* _SHORT EXERCISE_: Return each entry exactly, with none missing.

* _DATASET ENTRIES_:
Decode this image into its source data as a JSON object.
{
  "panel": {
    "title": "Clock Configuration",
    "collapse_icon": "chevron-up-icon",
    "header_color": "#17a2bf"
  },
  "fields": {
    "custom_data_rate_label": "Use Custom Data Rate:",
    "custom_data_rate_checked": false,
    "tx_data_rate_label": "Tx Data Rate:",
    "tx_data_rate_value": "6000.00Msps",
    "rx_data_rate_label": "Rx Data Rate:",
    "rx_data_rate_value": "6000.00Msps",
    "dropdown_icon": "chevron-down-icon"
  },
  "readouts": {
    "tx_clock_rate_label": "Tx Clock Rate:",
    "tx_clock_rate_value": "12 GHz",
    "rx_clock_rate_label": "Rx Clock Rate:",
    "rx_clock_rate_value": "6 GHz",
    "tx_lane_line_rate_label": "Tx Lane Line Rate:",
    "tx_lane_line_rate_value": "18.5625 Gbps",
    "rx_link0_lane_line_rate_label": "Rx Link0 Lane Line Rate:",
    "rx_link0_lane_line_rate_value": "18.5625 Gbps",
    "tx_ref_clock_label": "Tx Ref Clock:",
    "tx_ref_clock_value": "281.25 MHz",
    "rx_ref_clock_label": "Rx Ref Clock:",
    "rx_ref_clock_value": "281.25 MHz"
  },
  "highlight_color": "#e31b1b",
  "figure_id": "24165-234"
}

* _REPLY_:
Decode this image into its source data as a JSON object.
{
  "panel": {
    "title": "Clock Configuration",
    "collapse_icon": "chevron-up-icon",
    "header_color": "#17a2bf"
  },
  "fields": {
    "custom_data_rate_label": "Use Custom Data Rate:",
    "custom_data_rate_checked": false,
    "tx_data_rate_label": "Tx Data Rate:",
    "tx_data_rate_value": "6000.00Msps",
    "rx_data_rate_label": "Rx Data Rate:",
    "rx_data_rate_value": "6000.00Msps",
    "dropdown_icon": "chevron-down-icon"
  },
  "readouts": {
    "tx_clock_rate_label": "Tx Clock Rate:",
    "tx_clock_rate_value": "12 GHz",
    "rx_clock_rate_label": "Rx Clock Rate:",
    "rx_clock_rate_value": "6 GHz",
    "tx_lane_line_rate_label": "Tx Lane Line Rate:",
    "tx_lane_line_rate_value": "18.5625 Gbps",
    "rx_link0_lane_line_rate_label": "Rx Link0 Lane Line Rate:",
    "rx_link0_lane_line_rate_value": "18.5625 Gbps",
    "tx_ref_clock_label": "Tx Ref Clock:",
    "tx_ref_clock_value": "281.25 MHz",
    "rx_ref_clock_label": "Rx Ref Clock:",
    "rx_ref_clock_value": "281.25 MHz"
  },
  "highlight_color": "#e31b1b",
  "figure_id": "24165-234"
}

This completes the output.